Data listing
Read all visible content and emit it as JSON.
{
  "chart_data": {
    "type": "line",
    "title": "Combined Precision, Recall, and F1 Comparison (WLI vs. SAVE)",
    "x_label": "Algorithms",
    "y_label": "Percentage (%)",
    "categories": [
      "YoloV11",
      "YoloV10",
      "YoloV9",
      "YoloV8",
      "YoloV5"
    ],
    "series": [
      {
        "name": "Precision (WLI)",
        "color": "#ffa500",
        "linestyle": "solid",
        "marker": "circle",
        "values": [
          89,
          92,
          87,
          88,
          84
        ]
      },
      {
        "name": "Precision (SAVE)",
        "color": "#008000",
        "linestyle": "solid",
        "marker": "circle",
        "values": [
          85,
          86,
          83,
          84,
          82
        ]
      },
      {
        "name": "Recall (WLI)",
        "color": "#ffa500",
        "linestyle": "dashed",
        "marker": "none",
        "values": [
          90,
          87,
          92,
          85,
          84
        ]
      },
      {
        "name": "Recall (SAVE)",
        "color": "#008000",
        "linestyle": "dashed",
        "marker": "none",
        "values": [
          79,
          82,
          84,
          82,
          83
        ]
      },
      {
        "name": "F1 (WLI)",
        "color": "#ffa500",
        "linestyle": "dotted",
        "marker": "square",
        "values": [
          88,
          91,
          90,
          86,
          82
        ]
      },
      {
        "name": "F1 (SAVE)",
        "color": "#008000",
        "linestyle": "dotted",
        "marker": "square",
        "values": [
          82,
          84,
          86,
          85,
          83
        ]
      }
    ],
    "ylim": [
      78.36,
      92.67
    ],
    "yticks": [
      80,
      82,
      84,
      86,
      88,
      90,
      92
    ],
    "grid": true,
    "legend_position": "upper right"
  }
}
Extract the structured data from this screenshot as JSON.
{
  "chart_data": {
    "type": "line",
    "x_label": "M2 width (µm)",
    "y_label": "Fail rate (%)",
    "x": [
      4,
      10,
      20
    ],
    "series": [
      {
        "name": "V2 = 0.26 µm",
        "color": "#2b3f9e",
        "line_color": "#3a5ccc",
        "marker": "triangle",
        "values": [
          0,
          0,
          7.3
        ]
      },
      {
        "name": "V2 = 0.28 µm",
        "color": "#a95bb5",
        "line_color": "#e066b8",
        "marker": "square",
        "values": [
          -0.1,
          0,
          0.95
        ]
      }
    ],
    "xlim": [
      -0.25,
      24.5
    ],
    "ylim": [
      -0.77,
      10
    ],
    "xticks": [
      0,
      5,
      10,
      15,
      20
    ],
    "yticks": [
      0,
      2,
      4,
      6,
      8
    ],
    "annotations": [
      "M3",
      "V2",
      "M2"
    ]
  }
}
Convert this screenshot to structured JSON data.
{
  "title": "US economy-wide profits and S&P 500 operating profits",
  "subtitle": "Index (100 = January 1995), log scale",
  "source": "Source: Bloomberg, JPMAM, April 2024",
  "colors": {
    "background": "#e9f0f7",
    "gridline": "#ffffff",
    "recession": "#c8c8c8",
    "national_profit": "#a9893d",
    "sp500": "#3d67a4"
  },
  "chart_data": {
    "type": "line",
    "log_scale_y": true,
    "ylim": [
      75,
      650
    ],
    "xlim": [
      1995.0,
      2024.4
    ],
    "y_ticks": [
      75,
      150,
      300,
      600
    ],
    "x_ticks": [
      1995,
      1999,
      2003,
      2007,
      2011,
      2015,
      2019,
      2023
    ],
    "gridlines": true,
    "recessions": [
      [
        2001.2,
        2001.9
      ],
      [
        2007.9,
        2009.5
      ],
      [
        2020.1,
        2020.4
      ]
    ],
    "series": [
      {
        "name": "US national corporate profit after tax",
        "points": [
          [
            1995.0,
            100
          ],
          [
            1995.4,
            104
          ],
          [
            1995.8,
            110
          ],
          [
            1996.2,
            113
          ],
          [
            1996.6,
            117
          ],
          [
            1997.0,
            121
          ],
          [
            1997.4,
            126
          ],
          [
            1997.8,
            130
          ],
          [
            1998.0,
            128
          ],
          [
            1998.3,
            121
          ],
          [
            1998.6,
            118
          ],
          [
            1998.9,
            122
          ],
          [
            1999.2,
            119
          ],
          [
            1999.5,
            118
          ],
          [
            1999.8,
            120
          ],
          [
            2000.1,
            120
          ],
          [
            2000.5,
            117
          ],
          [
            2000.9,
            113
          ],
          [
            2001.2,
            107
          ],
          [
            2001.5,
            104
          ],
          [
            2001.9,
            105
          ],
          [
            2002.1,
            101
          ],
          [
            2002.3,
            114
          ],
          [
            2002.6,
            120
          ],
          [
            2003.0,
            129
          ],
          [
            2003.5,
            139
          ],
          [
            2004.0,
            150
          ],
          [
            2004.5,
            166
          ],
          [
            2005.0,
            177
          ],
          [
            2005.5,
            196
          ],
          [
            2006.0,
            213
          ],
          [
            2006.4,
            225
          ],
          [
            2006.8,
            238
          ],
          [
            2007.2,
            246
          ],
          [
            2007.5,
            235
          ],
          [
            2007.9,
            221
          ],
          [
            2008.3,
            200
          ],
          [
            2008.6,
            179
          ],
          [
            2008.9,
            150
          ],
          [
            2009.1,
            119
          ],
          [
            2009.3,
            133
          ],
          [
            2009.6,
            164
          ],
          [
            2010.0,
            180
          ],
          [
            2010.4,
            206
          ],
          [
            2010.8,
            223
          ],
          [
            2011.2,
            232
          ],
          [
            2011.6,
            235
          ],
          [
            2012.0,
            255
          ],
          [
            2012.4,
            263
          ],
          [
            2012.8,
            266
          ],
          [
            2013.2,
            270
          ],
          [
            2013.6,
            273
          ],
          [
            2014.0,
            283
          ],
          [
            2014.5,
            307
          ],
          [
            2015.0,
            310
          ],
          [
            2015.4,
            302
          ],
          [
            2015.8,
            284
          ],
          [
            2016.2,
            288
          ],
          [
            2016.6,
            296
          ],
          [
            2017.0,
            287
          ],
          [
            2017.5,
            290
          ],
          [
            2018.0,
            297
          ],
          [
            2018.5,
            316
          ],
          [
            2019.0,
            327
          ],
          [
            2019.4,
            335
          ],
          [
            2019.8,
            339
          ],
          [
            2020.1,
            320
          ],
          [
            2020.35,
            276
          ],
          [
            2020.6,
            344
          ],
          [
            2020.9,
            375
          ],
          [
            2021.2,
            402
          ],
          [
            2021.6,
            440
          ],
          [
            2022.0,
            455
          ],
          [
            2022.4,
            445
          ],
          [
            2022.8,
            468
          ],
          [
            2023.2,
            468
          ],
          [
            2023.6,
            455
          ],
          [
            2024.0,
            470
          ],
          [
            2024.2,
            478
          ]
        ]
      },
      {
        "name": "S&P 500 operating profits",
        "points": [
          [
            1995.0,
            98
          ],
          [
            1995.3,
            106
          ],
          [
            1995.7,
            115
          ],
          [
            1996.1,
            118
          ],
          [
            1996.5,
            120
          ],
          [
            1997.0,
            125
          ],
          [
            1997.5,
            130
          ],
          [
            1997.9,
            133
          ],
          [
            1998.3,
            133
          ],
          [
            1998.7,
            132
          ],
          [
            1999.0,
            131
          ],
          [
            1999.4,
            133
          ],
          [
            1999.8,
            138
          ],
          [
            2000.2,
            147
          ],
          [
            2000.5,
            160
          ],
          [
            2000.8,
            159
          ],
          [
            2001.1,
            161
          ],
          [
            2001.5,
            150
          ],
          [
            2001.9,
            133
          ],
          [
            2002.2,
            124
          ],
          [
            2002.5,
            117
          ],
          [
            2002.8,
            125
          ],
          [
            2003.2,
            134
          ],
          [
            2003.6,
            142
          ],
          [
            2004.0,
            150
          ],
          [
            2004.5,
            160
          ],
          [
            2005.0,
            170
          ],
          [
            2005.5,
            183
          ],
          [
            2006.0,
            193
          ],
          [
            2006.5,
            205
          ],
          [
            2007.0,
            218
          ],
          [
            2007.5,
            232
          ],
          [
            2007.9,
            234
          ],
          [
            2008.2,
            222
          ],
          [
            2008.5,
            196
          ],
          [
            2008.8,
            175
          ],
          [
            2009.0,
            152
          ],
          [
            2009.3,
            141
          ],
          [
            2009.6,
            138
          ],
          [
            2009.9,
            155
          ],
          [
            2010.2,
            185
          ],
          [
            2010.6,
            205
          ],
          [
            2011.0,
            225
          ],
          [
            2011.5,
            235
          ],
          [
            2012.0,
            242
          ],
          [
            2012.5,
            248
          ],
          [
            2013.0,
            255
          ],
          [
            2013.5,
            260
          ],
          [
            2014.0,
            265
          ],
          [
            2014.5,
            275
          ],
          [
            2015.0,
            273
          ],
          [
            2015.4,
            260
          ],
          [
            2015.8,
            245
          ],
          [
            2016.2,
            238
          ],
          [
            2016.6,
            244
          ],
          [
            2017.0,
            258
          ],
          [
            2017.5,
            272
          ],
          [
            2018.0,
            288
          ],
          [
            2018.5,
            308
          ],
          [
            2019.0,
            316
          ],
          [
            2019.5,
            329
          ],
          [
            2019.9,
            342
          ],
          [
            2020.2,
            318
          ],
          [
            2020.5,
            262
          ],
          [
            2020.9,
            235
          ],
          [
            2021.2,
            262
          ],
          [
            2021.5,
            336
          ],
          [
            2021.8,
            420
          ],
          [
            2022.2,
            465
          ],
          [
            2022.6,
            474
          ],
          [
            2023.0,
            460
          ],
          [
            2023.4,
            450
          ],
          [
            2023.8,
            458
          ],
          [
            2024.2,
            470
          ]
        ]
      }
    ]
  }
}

- EXERCISE GOAL -
Which lines include the word "Recall"? List them all.

- FINAL ANSWER -
    "title": "Combined Precision, Recall, and F1 Comparison (WLI vs. SAVE)",
        "name": "Recall (WLI)",
        "name": "Recall (SAVE)",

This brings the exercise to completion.